**DIRECTIVE**
Reproduce the listing below word for word, with no pictures.

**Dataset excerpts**
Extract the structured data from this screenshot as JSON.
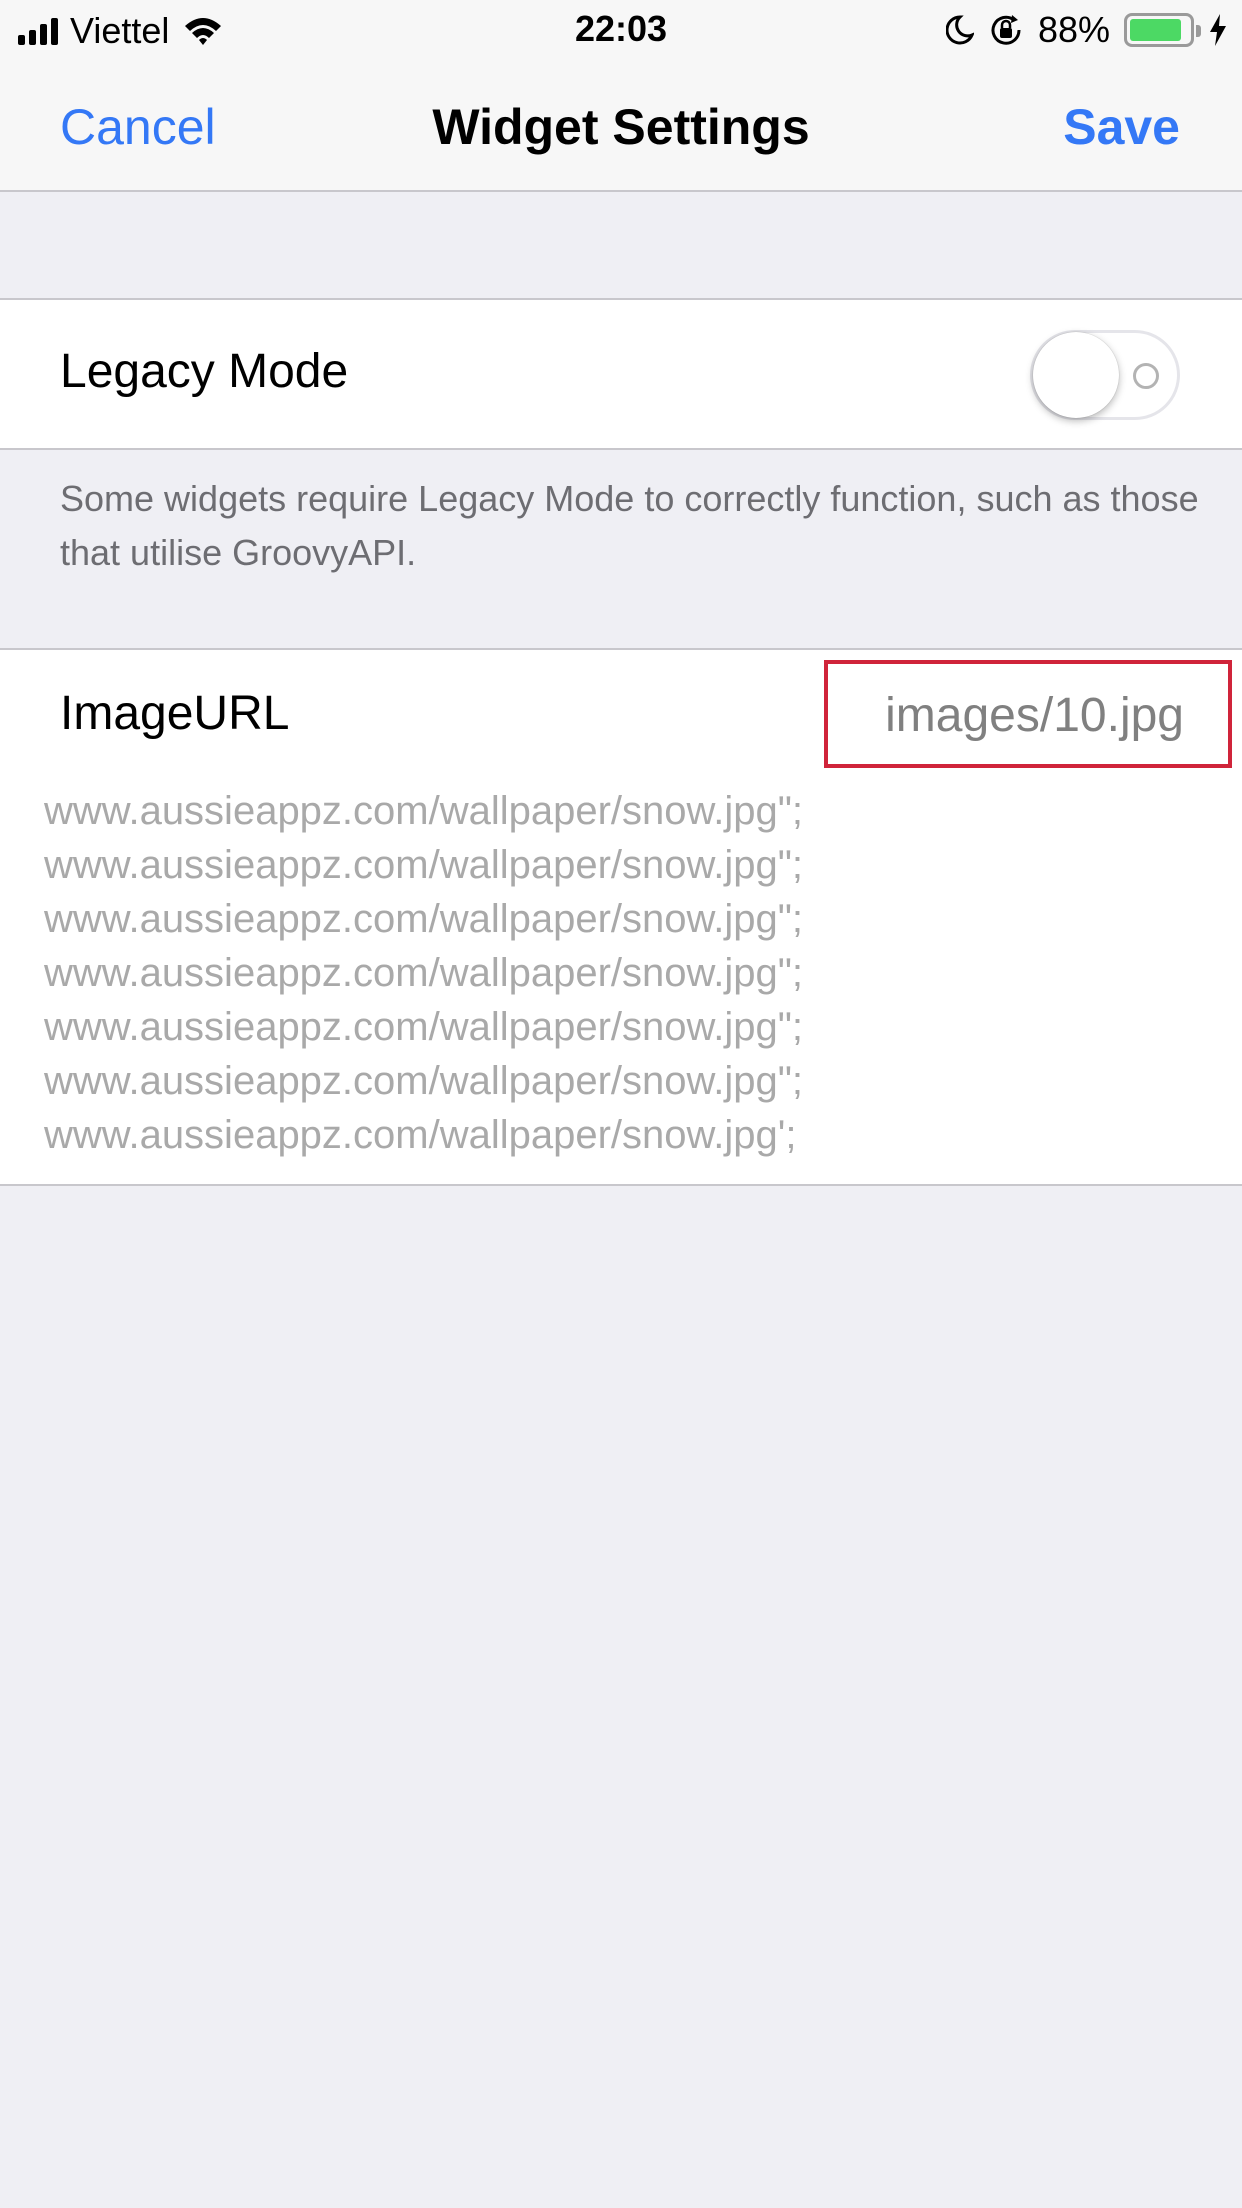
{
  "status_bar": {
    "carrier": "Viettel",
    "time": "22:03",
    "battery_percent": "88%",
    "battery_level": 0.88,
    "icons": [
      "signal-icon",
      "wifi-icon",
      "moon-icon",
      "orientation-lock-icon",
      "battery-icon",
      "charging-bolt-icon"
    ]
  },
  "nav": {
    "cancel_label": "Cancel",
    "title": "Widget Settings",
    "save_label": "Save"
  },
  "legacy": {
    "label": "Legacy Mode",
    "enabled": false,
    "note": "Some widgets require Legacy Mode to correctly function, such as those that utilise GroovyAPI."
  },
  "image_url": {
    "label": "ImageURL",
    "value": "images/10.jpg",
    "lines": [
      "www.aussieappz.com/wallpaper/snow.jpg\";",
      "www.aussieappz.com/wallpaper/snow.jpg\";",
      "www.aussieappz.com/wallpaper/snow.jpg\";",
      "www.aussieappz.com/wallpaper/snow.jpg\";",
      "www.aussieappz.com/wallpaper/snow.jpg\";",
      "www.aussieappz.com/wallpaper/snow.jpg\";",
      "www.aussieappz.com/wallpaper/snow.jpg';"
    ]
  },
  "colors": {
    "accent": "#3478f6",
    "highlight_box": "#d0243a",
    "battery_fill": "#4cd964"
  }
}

**SOLUTION TO THE PROBLEM**
Extract the structured data from this screenshot as JSON.
{
  "status_bar": {
    "carrier": "Viettel",
    "time": "22:03",
    "battery_percent": "88%",
    "battery_level": 0.88,
    "icons": [
      "signal-icon",
      "wifi-icon",
      "moon-icon",
      "orientation-lock-icon",
      "battery-icon",
      "charging-bolt-icon"
    ]
  },
  "nav": {
    "cancel_label": "Cancel",
    "title": "Widget Settings",
    "save_label": "Save"
  },
  "legacy": {
    "label": "Legacy Mode",
    "enabled": false,
    "note": "Some widgets require Legacy Mode to correctly function, such as those that utilise GroovyAPI."
  },
  "image_url": {
    "label": "ImageURL",
    "value": "images/10.jpg",
    "lines": [
      "www.aussieappz.com/wallpaper/snow.jpg\";",
      "www.aussieappz.com/wallpaper/snow.jpg\";",
      "www.aussieappz.com/wallpaper/snow.jpg\";",
      "www.aussieappz.com/wallpaper/snow.jpg\";",
      "www.aussieappz.com/wallpaper/snow.jpg\";",
      "www.aussieappz.com/wallpaper/snow.jpg\";",
      "www.aussieappz.com/wallpaper/snow.jpg';"
    ]
  },
  "colors": {
    "accent": "#3478f6",
    "highlight_box": "#d0243a",
    "battery_fill": "#4cd964"
  }
}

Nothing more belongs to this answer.